[Start of Input material]

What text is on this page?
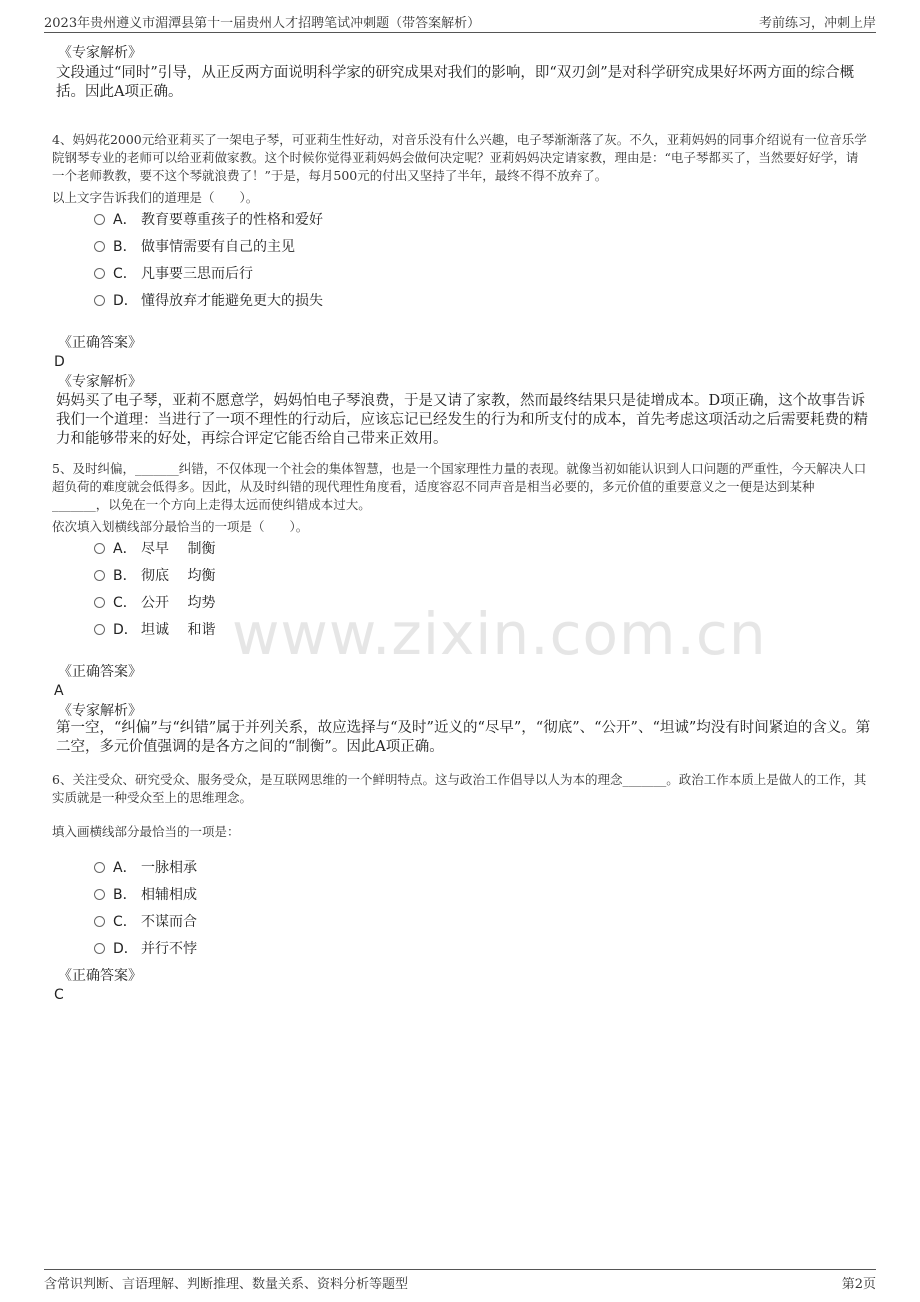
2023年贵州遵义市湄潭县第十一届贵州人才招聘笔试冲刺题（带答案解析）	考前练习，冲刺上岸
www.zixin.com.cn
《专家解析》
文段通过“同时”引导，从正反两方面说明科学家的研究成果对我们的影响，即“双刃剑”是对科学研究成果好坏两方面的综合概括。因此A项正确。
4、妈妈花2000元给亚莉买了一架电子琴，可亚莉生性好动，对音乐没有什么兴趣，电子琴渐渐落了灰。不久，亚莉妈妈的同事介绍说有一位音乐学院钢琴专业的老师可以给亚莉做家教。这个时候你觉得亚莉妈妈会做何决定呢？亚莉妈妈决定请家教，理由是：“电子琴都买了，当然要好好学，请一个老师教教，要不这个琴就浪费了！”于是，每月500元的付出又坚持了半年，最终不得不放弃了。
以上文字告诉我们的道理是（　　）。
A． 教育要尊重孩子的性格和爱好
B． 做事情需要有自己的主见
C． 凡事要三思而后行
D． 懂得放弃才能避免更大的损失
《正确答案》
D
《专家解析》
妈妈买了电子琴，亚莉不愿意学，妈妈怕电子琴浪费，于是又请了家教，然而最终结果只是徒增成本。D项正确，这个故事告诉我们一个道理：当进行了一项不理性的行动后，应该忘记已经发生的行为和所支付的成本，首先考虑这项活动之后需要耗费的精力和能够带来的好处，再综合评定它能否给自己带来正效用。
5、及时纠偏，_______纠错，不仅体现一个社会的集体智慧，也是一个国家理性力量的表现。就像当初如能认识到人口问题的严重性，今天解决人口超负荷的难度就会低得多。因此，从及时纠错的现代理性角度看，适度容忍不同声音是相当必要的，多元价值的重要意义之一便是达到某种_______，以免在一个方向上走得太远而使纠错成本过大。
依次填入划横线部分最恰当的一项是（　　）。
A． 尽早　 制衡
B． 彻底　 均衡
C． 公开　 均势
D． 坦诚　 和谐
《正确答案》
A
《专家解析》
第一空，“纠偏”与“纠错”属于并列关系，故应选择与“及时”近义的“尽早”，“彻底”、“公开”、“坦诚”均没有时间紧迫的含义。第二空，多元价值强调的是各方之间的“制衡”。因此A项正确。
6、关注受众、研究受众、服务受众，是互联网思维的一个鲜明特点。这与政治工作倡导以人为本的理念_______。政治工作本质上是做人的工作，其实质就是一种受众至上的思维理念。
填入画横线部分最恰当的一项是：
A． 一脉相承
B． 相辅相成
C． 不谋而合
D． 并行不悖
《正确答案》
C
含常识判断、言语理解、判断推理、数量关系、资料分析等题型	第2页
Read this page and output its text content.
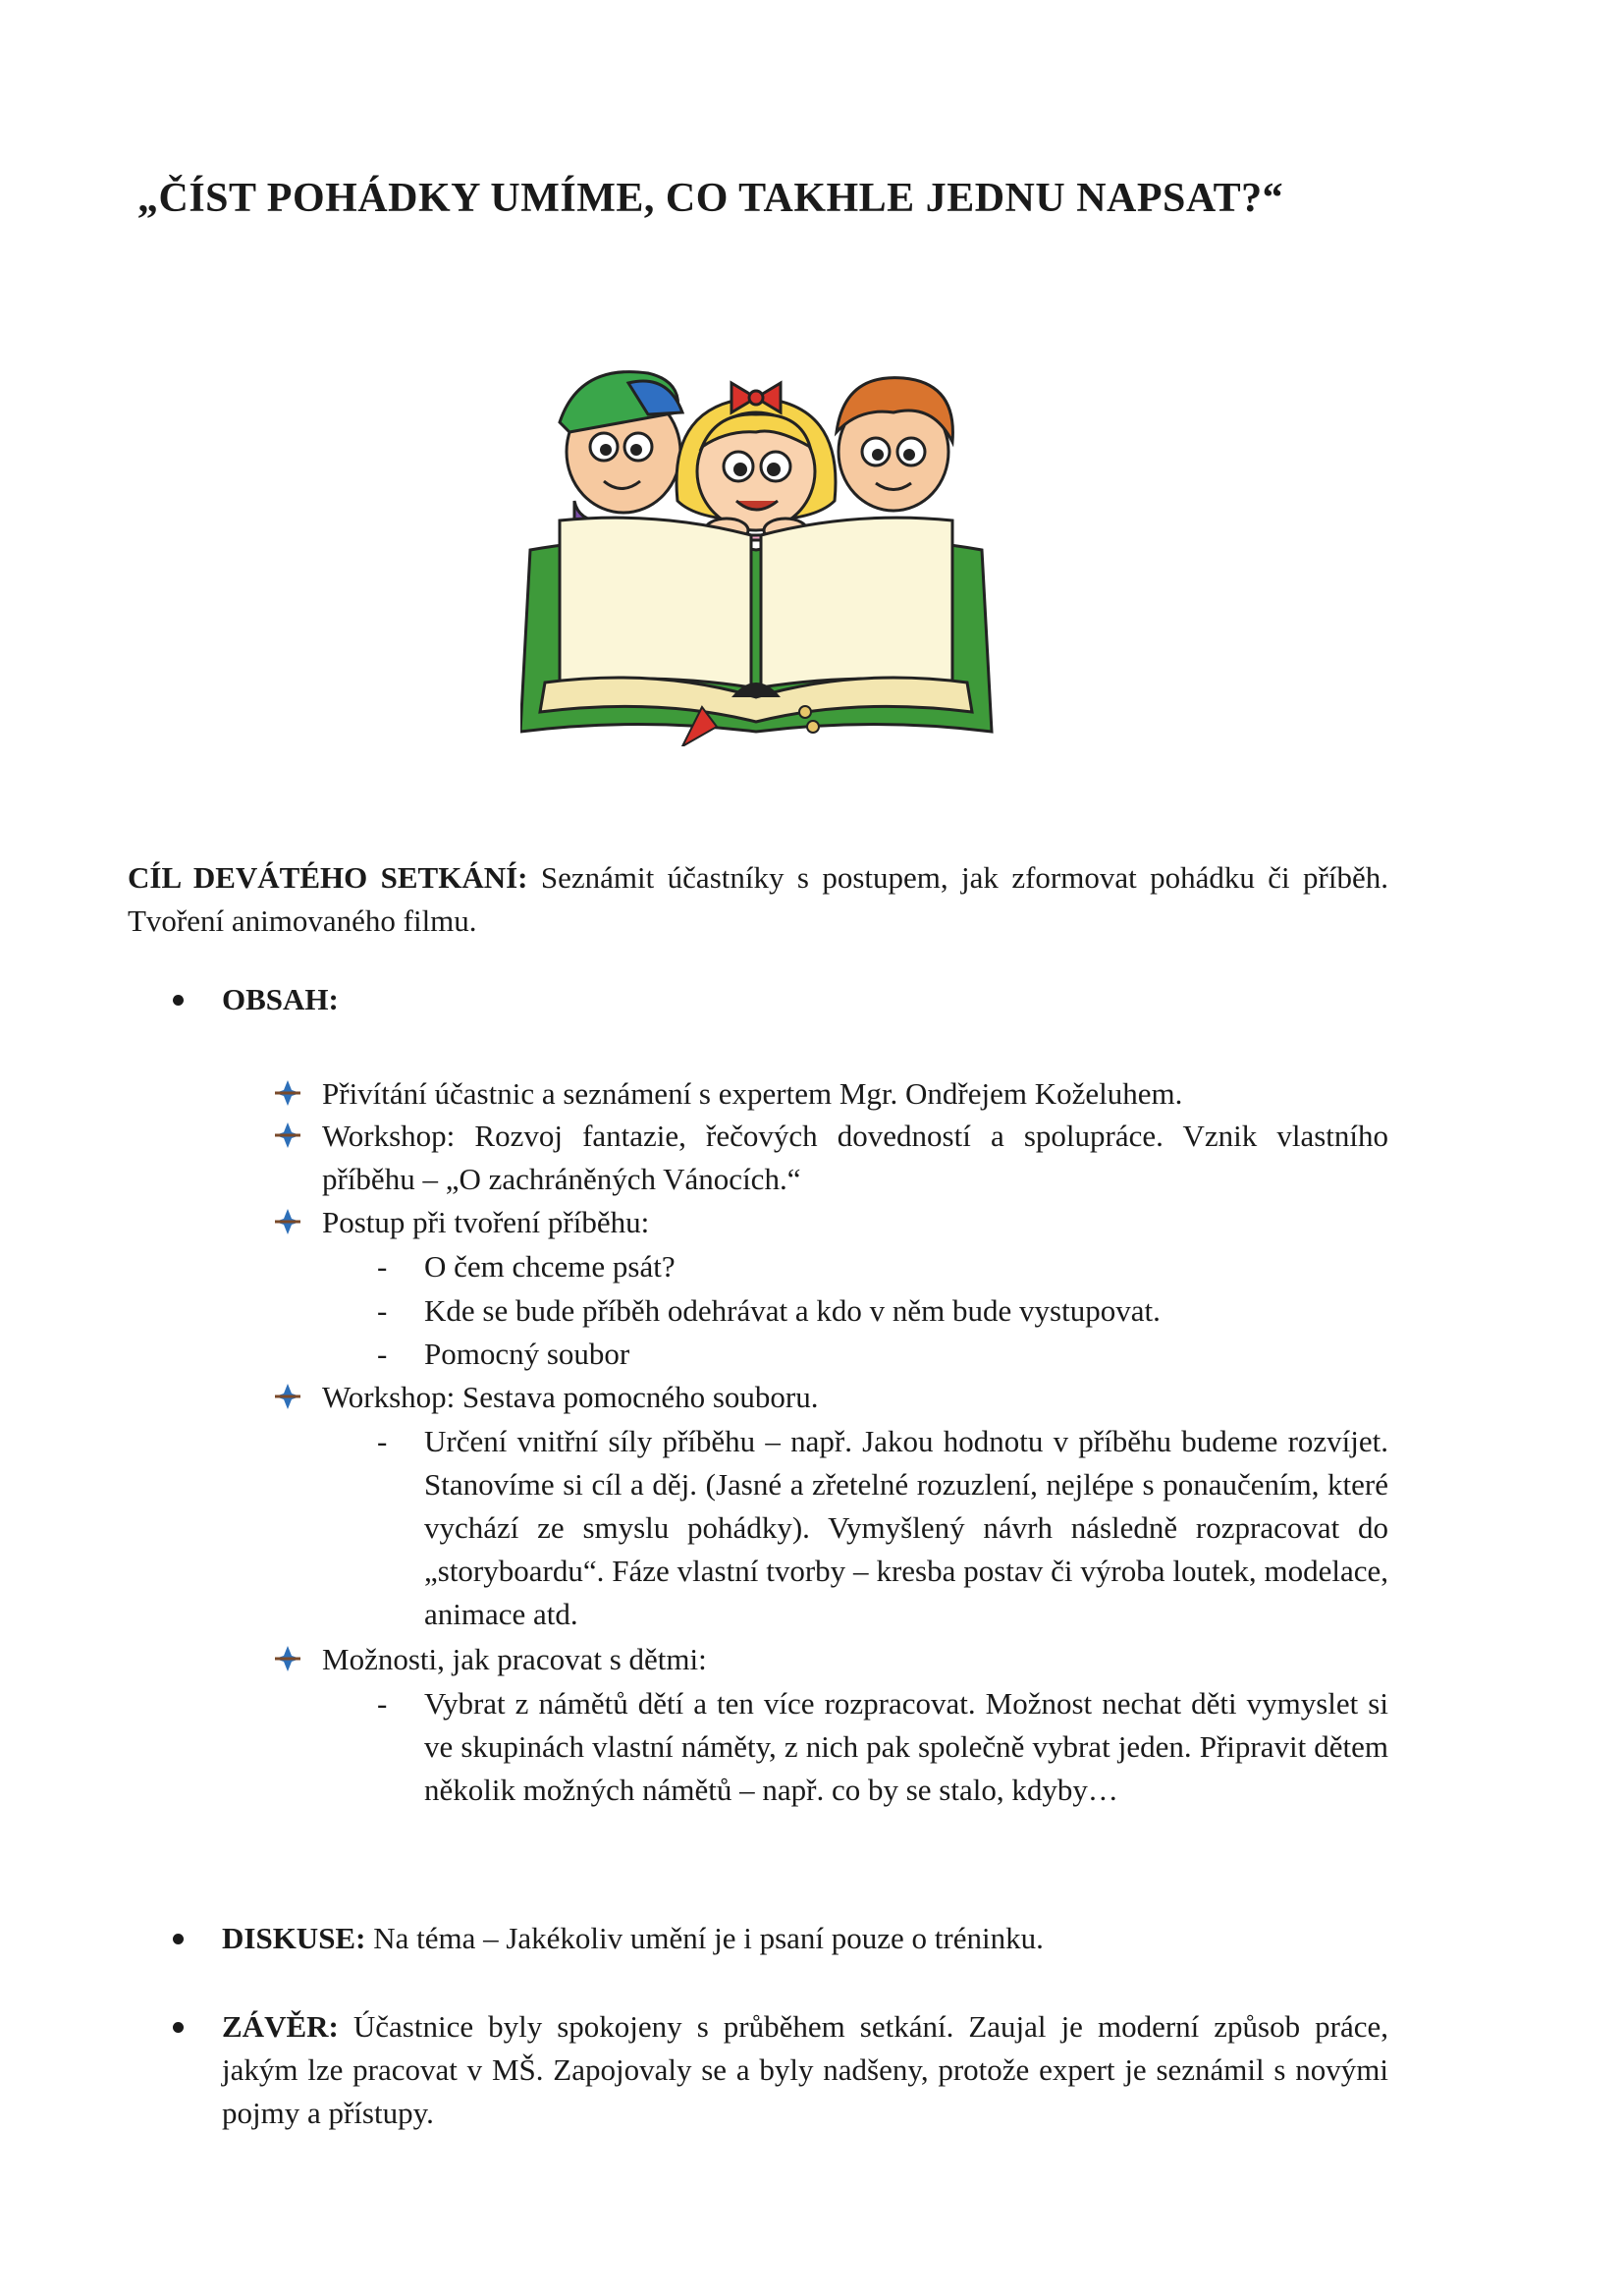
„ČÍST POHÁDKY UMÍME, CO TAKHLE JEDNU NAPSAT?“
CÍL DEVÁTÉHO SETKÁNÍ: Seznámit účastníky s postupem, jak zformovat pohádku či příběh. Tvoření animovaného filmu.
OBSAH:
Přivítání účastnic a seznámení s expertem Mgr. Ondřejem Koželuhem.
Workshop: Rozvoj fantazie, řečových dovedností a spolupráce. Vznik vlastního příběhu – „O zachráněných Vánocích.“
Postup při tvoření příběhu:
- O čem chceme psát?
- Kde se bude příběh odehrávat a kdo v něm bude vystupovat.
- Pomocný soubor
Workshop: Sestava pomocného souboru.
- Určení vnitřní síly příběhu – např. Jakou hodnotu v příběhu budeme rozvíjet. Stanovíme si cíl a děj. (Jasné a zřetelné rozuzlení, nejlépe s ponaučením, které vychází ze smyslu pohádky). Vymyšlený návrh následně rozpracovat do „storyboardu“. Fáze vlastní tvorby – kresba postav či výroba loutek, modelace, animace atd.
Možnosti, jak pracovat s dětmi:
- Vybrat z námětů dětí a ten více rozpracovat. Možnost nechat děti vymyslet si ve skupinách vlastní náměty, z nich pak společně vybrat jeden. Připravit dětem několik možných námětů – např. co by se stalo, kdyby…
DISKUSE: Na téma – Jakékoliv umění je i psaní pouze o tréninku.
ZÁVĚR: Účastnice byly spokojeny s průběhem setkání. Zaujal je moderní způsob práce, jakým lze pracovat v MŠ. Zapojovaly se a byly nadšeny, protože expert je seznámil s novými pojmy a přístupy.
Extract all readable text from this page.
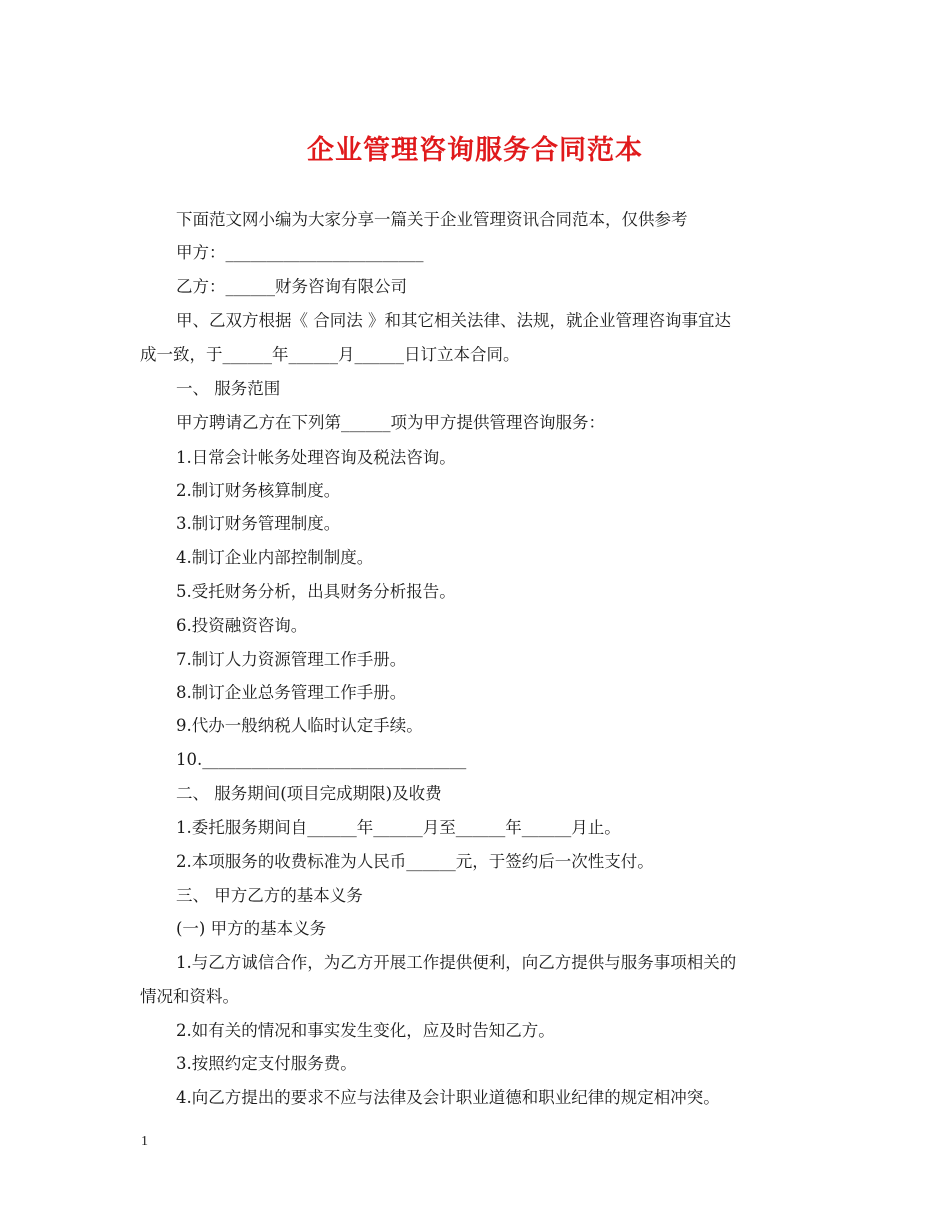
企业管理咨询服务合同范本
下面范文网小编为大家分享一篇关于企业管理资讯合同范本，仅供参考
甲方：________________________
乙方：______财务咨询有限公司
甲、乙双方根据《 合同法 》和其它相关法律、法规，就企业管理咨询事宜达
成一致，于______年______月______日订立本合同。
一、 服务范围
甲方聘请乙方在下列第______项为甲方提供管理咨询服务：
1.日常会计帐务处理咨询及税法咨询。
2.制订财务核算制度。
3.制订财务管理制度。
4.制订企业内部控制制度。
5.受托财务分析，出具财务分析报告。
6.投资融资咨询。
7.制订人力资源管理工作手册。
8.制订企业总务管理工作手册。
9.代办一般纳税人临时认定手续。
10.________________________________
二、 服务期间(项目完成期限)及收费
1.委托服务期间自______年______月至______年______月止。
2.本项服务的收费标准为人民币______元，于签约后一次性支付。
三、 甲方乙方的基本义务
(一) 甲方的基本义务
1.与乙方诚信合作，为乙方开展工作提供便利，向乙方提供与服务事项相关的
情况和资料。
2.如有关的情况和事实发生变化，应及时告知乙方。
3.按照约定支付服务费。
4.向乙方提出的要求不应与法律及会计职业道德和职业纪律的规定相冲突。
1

[End of Input material]

_Description of the task:_
All the lines above are to be reproduced exactly, except the pictures.

_Exercise output:_
What text is on this page?
2023年贵州遵义市湄潭县第十一届贵州人才招聘笔试冲刺题（带答案解析）	考前练习，冲刺上岸
www.zixin.com.cn
《专家解析》
文段通过“同时”引导，从正反两方面说明科学家的研究成果对我们的影响，即“双刃剑”是对科学研究成果好坏两方面的综合概括。因此A项正确。
4、妈妈花2000元给亚莉买了一架电子琴，可亚莉生性好动，对音乐没有什么兴趣，电子琴渐渐落了灰。不久，亚莉妈妈的同事介绍说有一位音乐学院钢琴专业的老师可以给亚莉做家教。这个时候你觉得亚莉妈妈会做何决定呢？亚莉妈妈决定请家教，理由是：“电子琴都买了，当然要好好学，请一个老师教教，要不这个琴就浪费了！”于是，每月500元的付出又坚持了半年，最终不得不放弃了。
以上文字告诉我们的道理是（　　）。
A． 教育要尊重孩子的性格和爱好
B． 做事情需要有自己的主见
C． 凡事要三思而后行
D． 懂得放弃才能避免更大的损失
《正确答案》
D
《专家解析》
妈妈买了电子琴，亚莉不愿意学，妈妈怕电子琴浪费，于是又请了家教，然而最终结果只是徒增成本。D项正确，这个故事告诉我们一个道理：当进行了一项不理性的行动后，应该忘记已经发生的行为和所支付的成本，首先考虑这项活动之后需要耗费的精力和能够带来的好处，再综合评定它能否给自己带来正效用。
5、及时纠偏，_______纠错，不仅体现一个社会的集体智慧，也是一个国家理性力量的表现。就像当初如能认识到人口问题的严重性，今天解决人口超负荷的难度就会低得多。因此，从及时纠错的现代理性角度看，适度容忍不同声音是相当必要的，多元价值的重要意义之一便是达到某种_______，以免在一个方向上走得太远而使纠错成本过大。
依次填入划横线部分最恰当的一项是（　　）。
A． 尽早　 制衡
B． 彻底　 均衡
C． 公开　 均势
D． 坦诚　 和谐
《正确答案》
A
《专家解析》
第一空，“纠偏”与“纠错”属于并列关系，故应选择与“及时”近义的“尽早”，“彻底”、“公开”、“坦诚”均没有时间紧迫的含义。第二空，多元价值强调的是各方之间的“制衡”。因此A项正确。
6、关注受众、研究受众、服务受众，是互联网思维的一个鲜明特点。这与政治工作倡导以人为本的理念_______。政治工作本质上是做人的工作，其实质就是一种受众至上的思维理念。
填入画横线部分最恰当的一项是：
A． 一脉相承
B． 相辅相成
C． 不谋而合
D． 并行不悖
《正确答案》
C
含常识判断、言语理解、判断推理、数量关系、资料分析等题型	第2页
Read this page and output its text content.
„ČÍST POHÁDKY UMÍME, CO TAKHLE JEDNU NAPSAT?“
CÍL DEVÁTÉHO SETKÁNÍ: Seznámit účastníky s postupem, jak zformovat pohádku či příběh. Tvoření animovaného filmu.
OBSAH:
Přivítání účastnic a seznámení s expertem Mgr. Ondřejem Koželuhem.
Workshop: Rozvoj fantazie, řečových dovedností a spolupráce. Vznik vlastního příběhu – „O zachráněných Vánocích.“
Postup při tvoření příběhu:
- O čem chceme psát?
- Kde se bude příběh odehrávat a kdo v něm bude vystupovat.
- Pomocný soubor
Workshop: Sestava pomocného souboru.
- Určení vnitřní síly příběhu – např. Jakou hodnotu v příběhu budeme rozvíjet. Stanovíme si cíl a děj. (Jasné a zřetelné rozuzlení, nejlépe s ponaučením, které vychází ze smyslu pohádky). Vymyšlený návrh následně rozpracovat do „storyboardu“. Fáze vlastní tvorby – kresba postav či výroba loutek, modelace, animace atd.
Možnosti, jak pracovat s dětmi:
- Vybrat z námětů dětí a ten více rozpracovat. Možnost nechat děti vymyslet si ve skupinách vlastní náměty, z nich pak společně vybrat jeden. Připravit dětem několik možných námětů – např. co by se stalo, kdyby…
DISKUSE: Na téma – Jakékoliv umění je i psaní pouze o tréninku.
ZÁVĚR: Účastnice byly spokojeny s průběhem setkání. Zaujal je moderní způsob práce, jakým lze pracovat v MŠ. Zapojovaly se a byly nadšeny, protože expert je seznámil s novými pojmy a přístupy.
Extract all readable text from this page.
企业管理咨询服务合同范本
下面范文网小编为大家分享一篇关于企业管理资讯合同范本，仅供参考
甲方：________________________
乙方：______财务咨询有限公司
甲、乙双方根据《 合同法 》和其它相关法律、法规，就企业管理咨询事宜达
成一致，于______年______月______日订立本合同。
一、 服务范围
甲方聘请乙方在下列第______项为甲方提供管理咨询服务：
1.日常会计帐务处理咨询及税法咨询。
2.制订财务核算制度。
3.制订财务管理制度。
4.制订企业内部控制制度。
5.受托财务分析，出具财务分析报告。
6.投资融资咨询。
7.制订人力资源管理工作手册。
8.制订企业总务管理工作手册。
9.代办一般纳税人临时认定手续。
10.________________________________
二、 服务期间(项目完成期限)及收费
1.委托服务期间自______年______月至______年______月止。
2.本项服务的收费标准为人民币______元，于签约后一次性支付。
三、 甲方乙方的基本义务
(一) 甲方的基本义务
1.与乙方诚信合作，为乙方开展工作提供便利，向乙方提供与服务事项相关的
情况和资料。
2.如有关的情况和事实发生变化，应及时告知乙方。
3.按照约定支付服务费。
4.向乙方提出的要求不应与法律及会计职业道德和职业纪律的规定相冲突。
1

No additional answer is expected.